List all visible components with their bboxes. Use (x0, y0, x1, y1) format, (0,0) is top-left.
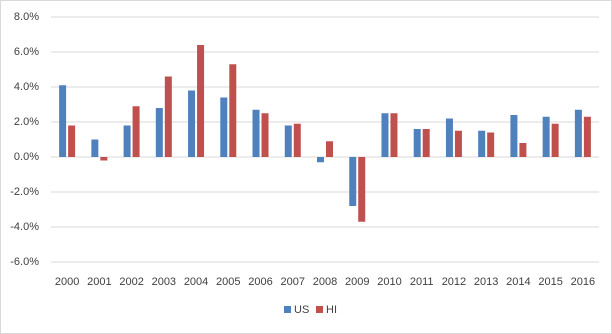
bar (413, 129, 421, 157)
bar (574, 109, 582, 157)
bar (293, 123, 301, 157)
y-tick-label: 2.0% (14, 116, 39, 128)
bar (326, 141, 333, 157)
x-tick-label: 2006 (248, 276, 272, 288)
bar (381, 113, 389, 157)
bar (422, 129, 430, 157)
y-tick-label: 8.0% (14, 11, 39, 23)
bar (390, 113, 398, 157)
bar (252, 109, 260, 157)
x-tick-label: 2000 (55, 276, 79, 288)
x-tick-label: 2013 (474, 276, 498, 288)
x-tick-label: 2007 (281, 276, 305, 288)
bar (317, 157, 324, 163)
bar (100, 157, 108, 161)
y-tick-label: 4.0% (14, 81, 39, 93)
bar (188, 90, 196, 157)
legend-swatch (316, 306, 323, 313)
y-tick-label: 6.0% (14, 46, 39, 58)
bar (261, 113, 269, 157)
bar (454, 130, 462, 157)
bar (220, 97, 228, 157)
x-tick-label: 2008 (313, 276, 337, 288)
y-tick-label: -4.0% (10, 221, 39, 233)
y-tick-label: -6.0% (10, 256, 39, 268)
x-tick-label: 2005 (216, 276, 240, 288)
legend-swatch (284, 306, 291, 313)
x-tick-label: 2010 (377, 276, 401, 288)
x-tick-label: 2002 (119, 276, 143, 288)
bar (551, 123, 559, 157)
legend-label: US (294, 304, 309, 316)
bar (59, 85, 67, 157)
bar (91, 139, 99, 157)
bar (197, 45, 205, 157)
x-tick-label: 2015 (538, 276, 562, 288)
x-tick-label: 2004 (184, 276, 208, 288)
bar (68, 125, 76, 157)
bar (349, 157, 357, 206)
legend-label: HI (326, 304, 337, 316)
bar (132, 106, 140, 157)
x-tick-label: 2001 (87, 276, 111, 288)
x-tick-label: 2009 (345, 276, 369, 288)
x-tick-label: 2011 (410, 276, 434, 288)
y-tick-label: 0.0% (14, 151, 39, 163)
bar (358, 157, 366, 222)
bar (155, 108, 163, 157)
bar (284, 125, 292, 157)
bar (583, 116, 591, 157)
x-tick-label: 2014 (506, 276, 530, 288)
bar (445, 118, 453, 157)
bar (164, 76, 172, 157)
bar (229, 64, 237, 157)
x-tick-label: 2016 (571, 276, 595, 288)
bar (123, 125, 131, 157)
bar (487, 132, 495, 157)
x-tick-label: 2003 (152, 276, 176, 288)
bar (542, 116, 550, 157)
bar (510, 115, 518, 157)
x-tick-label: 2012 (442, 276, 466, 288)
bar (519, 143, 527, 157)
bar (478, 130, 486, 157)
y-tick-label: -2.0% (10, 186, 39, 198)
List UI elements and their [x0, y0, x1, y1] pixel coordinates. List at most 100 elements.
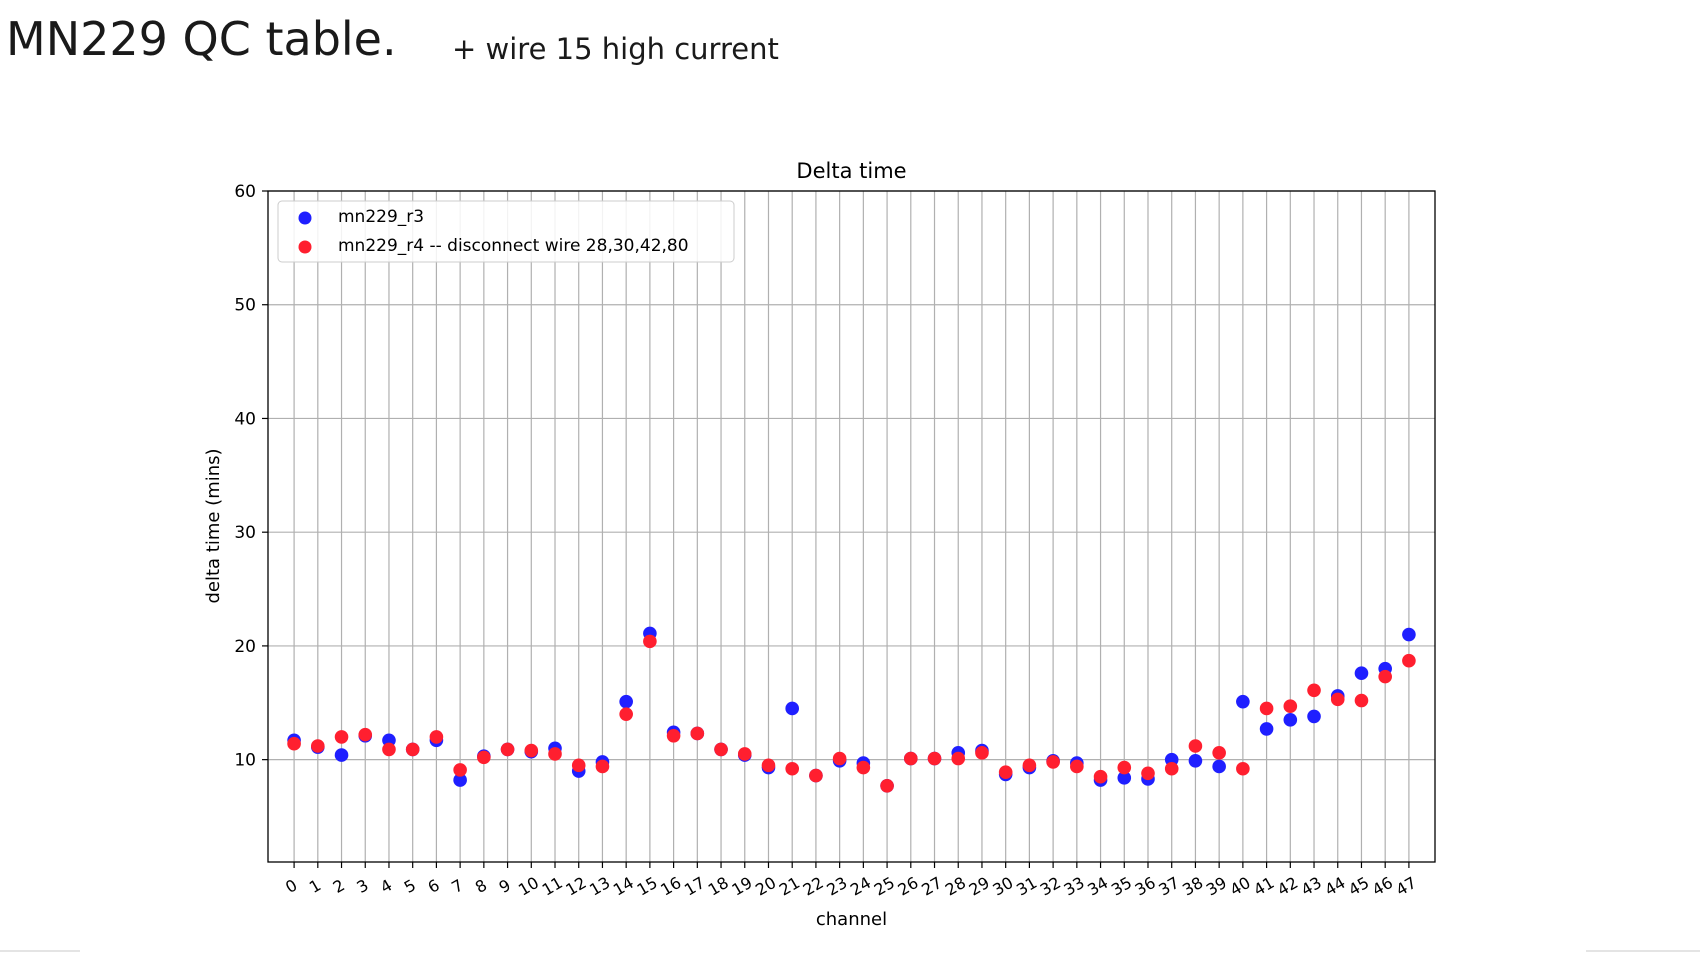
- point-r4-ch2: [334, 730, 349, 744]
- point-r4-ch25: [880, 779, 894, 793]
- x-tick-label: 8: [472, 875, 490, 897]
- point-r4-ch46: [1378, 669, 1392, 684]
- point-r4-ch12: [571, 758, 586, 773]
- x-tick-label: 11: [539, 873, 566, 900]
- point-r3-ch38: [1188, 753, 1203, 768]
- point-r4-ch45: [1354, 693, 1369, 708]
- x-tick-label: 0: [282, 875, 300, 897]
- x-tick-label: 24: [847, 873, 874, 900]
- point-r4-ch21: [785, 761, 800, 776]
- point-r4-ch8: [477, 750, 491, 765]
- point-r4-ch30: [998, 765, 1013, 779]
- bottom-divider-right: [1586, 950, 1700, 952]
- legend: mn229_r3 mn229_r4 -- disconnect wire 28,…: [277, 200, 735, 263]
- point-r3-ch7: [453, 773, 467, 787]
- x-tick-label: 10: [515, 873, 542, 900]
- x-tick-label: 17: [681, 873, 708, 900]
- point-r4-ch5: [405, 742, 420, 757]
- point-r4-ch4: [382, 742, 396, 757]
- x-tick-label: 47: [1393, 873, 1420, 900]
- point-r4-ch11: [548, 747, 562, 761]
- point-r4-ch6: [429, 730, 444, 744]
- x-tick-label: 33: [1061, 873, 1088, 900]
- y-tick-label: 60: [234, 182, 256, 202]
- x-tick-label: 28: [942, 873, 969, 900]
- y-axis-label: delta time (mins): [203, 448, 224, 603]
- x-tick-label: 12: [562, 873, 589, 900]
- x-tick-label: 42: [1274, 873, 1301, 900]
- point-r4-ch39: [1212, 746, 1226, 760]
- grid: [268, 190, 1435, 862]
- x-tick-label: 1: [306, 875, 324, 897]
- point-r4-ch23: [832, 751, 847, 766]
- x-tick-label: 39: [1203, 873, 1230, 900]
- x-tick-label: 18: [705, 873, 732, 900]
- point-r3-ch47: [1402, 627, 1416, 642]
- point-r4-ch36: [1141, 766, 1155, 781]
- x-tick-label: 46: [1369, 873, 1396, 900]
- scatter-points: [287, 626, 1416, 793]
- legend-label-r3: mn229_r3: [338, 207, 424, 227]
- slide-title: MN229 QC table.: [6, 12, 397, 66]
- legend-marker-r4: [298, 240, 312, 254]
- point-r4-ch13: [595, 759, 610, 774]
- chart-title: Delta time: [796, 159, 906, 183]
- legend-marker-r3: [298, 211, 312, 225]
- x-tick-label: 20: [752, 873, 779, 900]
- legend-box: [277, 200, 735, 263]
- point-r4-ch3: [358, 727, 373, 742]
- point-r4-ch22: [809, 768, 823, 783]
- point-r3-ch2: [334, 748, 349, 762]
- plot-frame: [267, 190, 1436, 863]
- point-r4-ch20: [761, 758, 776, 773]
- x-tick-label: 6: [424, 875, 442, 897]
- point-r4-ch16: [666, 728, 681, 743]
- x-tick-label: 30: [989, 873, 1016, 900]
- y-tick-label: 20: [234, 637, 256, 657]
- point-r4-ch9: [500, 742, 515, 757]
- point-r4-ch35: [1117, 760, 1132, 775]
- x-tick-label: 43: [1298, 873, 1325, 900]
- point-r4-ch40: [1236, 761, 1250, 776]
- x-tick-label: 16: [657, 873, 684, 900]
- x-tick-label: 3: [353, 875, 371, 897]
- point-r4-ch7: [453, 763, 467, 777]
- point-r4-ch34: [1093, 769, 1108, 784]
- point-r4-ch19: [737, 747, 752, 761]
- x-tick-label: 26: [894, 873, 921, 900]
- point-r4-ch1: [311, 739, 325, 753]
- point-r4-ch32: [1046, 755, 1060, 769]
- plot-area: [268, 191, 1435, 862]
- legend-label-r4: mn229_r4 -- disconnect wire 28,30,42,80: [338, 236, 689, 256]
- x-tick-label: 34: [1084, 873, 1111, 900]
- x-axis-label: channel: [816, 909, 887, 930]
- point-r3-ch21: [785, 701, 800, 716]
- x-tick-label: 40: [1227, 873, 1254, 900]
- x-tick-label: 9: [496, 875, 514, 897]
- point-r4-ch31: [1022, 758, 1037, 773]
- point-r4-ch26: [903, 751, 918, 766]
- x-tick-label: 27: [918, 873, 945, 900]
- point-r4-ch17: [690, 726, 705, 741]
- x-tick-label: 21: [776, 873, 803, 900]
- x-tick-label: 38: [1179, 873, 1206, 900]
- point-r4-ch14: [619, 707, 633, 721]
- point-r4-ch47: [1402, 653, 1416, 668]
- x-tick-label: 19: [728, 873, 755, 900]
- x-tick-label: 25: [871, 873, 898, 900]
- x-tick-label: 4: [377, 875, 395, 897]
- point-r4-ch43: [1307, 683, 1321, 698]
- x-tick-label: 13: [586, 873, 613, 900]
- y-tick-label: 50: [234, 296, 256, 316]
- point-r4-ch33: [1070, 759, 1084, 774]
- point-r4-ch15: [643, 634, 657, 649]
- x-tick-label: 14: [610, 873, 637, 900]
- x-tick-label: 22: [800, 873, 827, 900]
- point-r3-ch40: [1236, 694, 1250, 709]
- point-r4-ch18: [714, 742, 728, 757]
- x-tick-label: 5: [401, 875, 419, 897]
- point-r4-ch42: [1283, 699, 1298, 713]
- point-r3-ch45: [1354, 666, 1369, 681]
- y-tick-label: 10: [234, 751, 256, 771]
- x-tick-label: 15: [634, 873, 661, 900]
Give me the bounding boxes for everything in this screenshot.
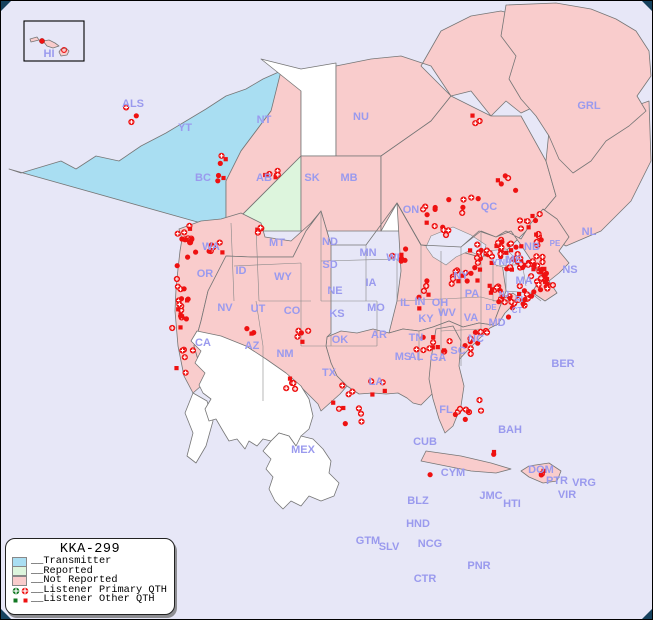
svg-text:MA: MA xyxy=(515,275,532,287)
svg-text:SK: SK xyxy=(304,172,319,184)
svg-text:NY: NY xyxy=(453,270,469,282)
svg-text:LA: LA xyxy=(369,376,384,388)
svg-text:KS: KS xyxy=(329,308,344,320)
svg-text:HI: HI xyxy=(44,48,55,60)
svg-text:IA: IA xyxy=(366,277,377,289)
svg-text:DE: DE xyxy=(485,303,497,312)
svg-text:MD: MD xyxy=(488,317,505,329)
svg-text:ND: ND xyxy=(322,236,338,248)
svg-text:SLV: SLV xyxy=(379,541,400,553)
svg-text:CO: CO xyxy=(284,305,301,317)
svg-text:MEX: MEX xyxy=(291,444,316,456)
svg-text:BLZ: BLZ xyxy=(407,495,429,507)
svg-text:WV: WV xyxy=(438,307,456,319)
svg-text:AB: AB xyxy=(256,172,272,184)
svg-text:CA: CA xyxy=(195,337,211,349)
svg-text:GRL: GRL xyxy=(577,100,601,112)
svg-text:MB: MB xyxy=(340,172,357,184)
svg-text:BAH: BAH xyxy=(498,424,522,436)
svg-text:PNR: PNR xyxy=(467,560,490,572)
svg-text:HTI: HTI xyxy=(503,498,521,510)
svg-text:OK: OK xyxy=(332,334,349,346)
svg-text:VIR: VIR xyxy=(558,489,576,501)
svg-text:AL: AL xyxy=(409,351,424,363)
svg-text:MT: MT xyxy=(269,237,285,249)
svg-text:OR: OR xyxy=(197,268,214,280)
svg-text:PE: PE xyxy=(550,239,561,248)
svg-text:MN: MN xyxy=(359,247,376,259)
svg-text:CUB: CUB xyxy=(413,436,437,448)
svg-text:GA: GA xyxy=(430,352,447,364)
svg-text:NV: NV xyxy=(217,302,233,314)
svg-text:RI: RI xyxy=(515,295,523,304)
svg-text:NB: NB xyxy=(524,241,540,253)
svg-text:NE: NE xyxy=(327,285,342,297)
svg-text:NS: NS xyxy=(562,264,577,276)
svg-text:QC: QC xyxy=(481,201,498,213)
svg-text:PTR: PTR xyxy=(546,475,568,487)
svg-text:ALS: ALS xyxy=(122,98,144,110)
svg-text:YT: YT xyxy=(178,122,192,134)
svg-text:TN: TN xyxy=(409,332,424,344)
svg-text:MO: MO xyxy=(367,302,385,314)
svg-text:WA: WA xyxy=(202,241,220,253)
svg-text:NC: NC xyxy=(468,333,484,345)
svg-text:NL: NL xyxy=(582,226,597,238)
svg-text:NJ: NJ xyxy=(499,290,509,299)
svg-text:BC: BC xyxy=(195,172,211,184)
svg-text:BER: BER xyxy=(551,358,574,370)
svg-text:TX: TX xyxy=(322,367,337,379)
svg-text:CYM: CYM xyxy=(441,467,465,479)
svg-text:GTM: GTM xyxy=(356,535,380,547)
svg-text:NCG: NCG xyxy=(418,538,442,550)
svg-text:AR: AR xyxy=(371,329,387,341)
svg-text:AZ: AZ xyxy=(245,340,260,352)
svg-text:ME: ME xyxy=(506,254,523,266)
svg-text:JMC: JMC xyxy=(479,490,502,502)
svg-text:UT: UT xyxy=(251,303,266,315)
svg-text:SC: SC xyxy=(450,345,465,357)
svg-text:CT: CT xyxy=(512,306,523,315)
svg-text:WI: WI xyxy=(386,252,399,264)
svg-text:VRG: VRG xyxy=(572,477,596,489)
svg-text:CTR: CTR xyxy=(414,573,437,585)
svg-text:SD: SD xyxy=(322,259,337,271)
svg-text:FL: FL xyxy=(439,404,453,416)
svg-text:HND: HND xyxy=(406,518,430,530)
svg-text:PA: PA xyxy=(465,288,480,300)
svg-text:ID: ID xyxy=(236,265,247,277)
svg-text:WY: WY xyxy=(274,271,292,283)
svg-text:ON: ON xyxy=(403,204,420,216)
svg-text:NT: NT xyxy=(257,114,272,126)
svg-text:IL: IL xyxy=(400,297,410,309)
svg-text:KY: KY xyxy=(418,313,434,325)
svg-text:NM: NM xyxy=(276,348,293,360)
svg-text:NU: NU xyxy=(353,111,369,123)
svg-text:VA: VA xyxy=(464,312,479,324)
svg-text:IN: IN xyxy=(415,296,426,308)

**INSTRUCTION**
Can you print the records from the line with "bar (413, 129, 421, 157)" up to and including the line with "y-tick-label: -2.0% (10, 186, 39, 198)", with each line reproduced unchanged?

**TASK RESULT**
bar (413, 129, 421, 157)
bar (574, 109, 582, 157)
bar (293, 123, 301, 157)
y-tick-label: 2.0% (14, 116, 39, 128)
bar (326, 141, 333, 157)
x-tick-label: 2006 (248, 276, 272, 288)
bar (381, 113, 389, 157)
bar (422, 129, 430, 157)
y-tick-label: 8.0% (14, 11, 39, 23)
bar (390, 113, 398, 157)
bar (252, 109, 260, 157)
x-tick-label: 2000 (55, 276, 79, 288)
x-tick-label: 2013 (474, 276, 498, 288)
x-tick-label: 2007 (281, 276, 305, 288)
bar (317, 157, 324, 163)
bar (100, 157, 108, 161)
y-tick-label: 4.0% (14, 81, 39, 93)
bar (188, 90, 196, 157)
legend-swatch (316, 306, 323, 313)
y-tick-label: 6.0% (14, 46, 39, 58)
bar (261, 113, 269, 157)
bar (454, 130, 462, 157)
bar (220, 97, 228, 157)
x-tick-label: 2008 (313, 276, 337, 288)
y-tick-label: -4.0% (10, 221, 39, 233)
y-tick-label: -6.0% (10, 256, 39, 268)
x-tick-label: 2005 (216, 276, 240, 288)
legend-swatch (284, 306, 291, 313)
x-tick-label: 2010 (377, 276, 401, 288)
x-tick-label: 2002 (119, 276, 143, 288)
bar (551, 123, 559, 157)
legend-label: US (294, 304, 309, 316)
bar (59, 85, 67, 157)
bar (91, 139, 99, 157)
bar (197, 45, 205, 157)
x-tick-label: 2015 (538, 276, 562, 288)
x-tick-label: 2004 (184, 276, 208, 288)
bar (68, 125, 76, 157)
bar (349, 157, 357, 206)
legend-label: HI (326, 304, 337, 316)
bar (132, 106, 140, 157)
x-tick-label: 2001 (87, 276, 111, 288)
x-tick-label: 2009 (345, 276, 369, 288)
x-tick-label: 2011 (410, 276, 434, 288)
y-tick-label: 0.0% (14, 151, 39, 163)
bar (358, 157, 366, 222)
bar (155, 108, 163, 157)
bar (284, 125, 292, 157)
bar (583, 116, 591, 157)
x-tick-label: 2014 (506, 276, 530, 288)
bar (445, 118, 453, 157)
bar (164, 76, 172, 157)
bar (229, 64, 237, 157)
x-tick-label: 2016 (571, 276, 595, 288)
bar (123, 125, 131, 157)
bar (487, 132, 495, 157)
x-tick-label: 2003 (152, 276, 176, 288)
bar (542, 116, 550, 157)
bar (510, 115, 518, 157)
x-tick-label: 2012 (442, 276, 466, 288)
bar (519, 143, 527, 157)
bar (478, 130, 486, 157)
y-tick-label: -2.0% (10, 186, 39, 198)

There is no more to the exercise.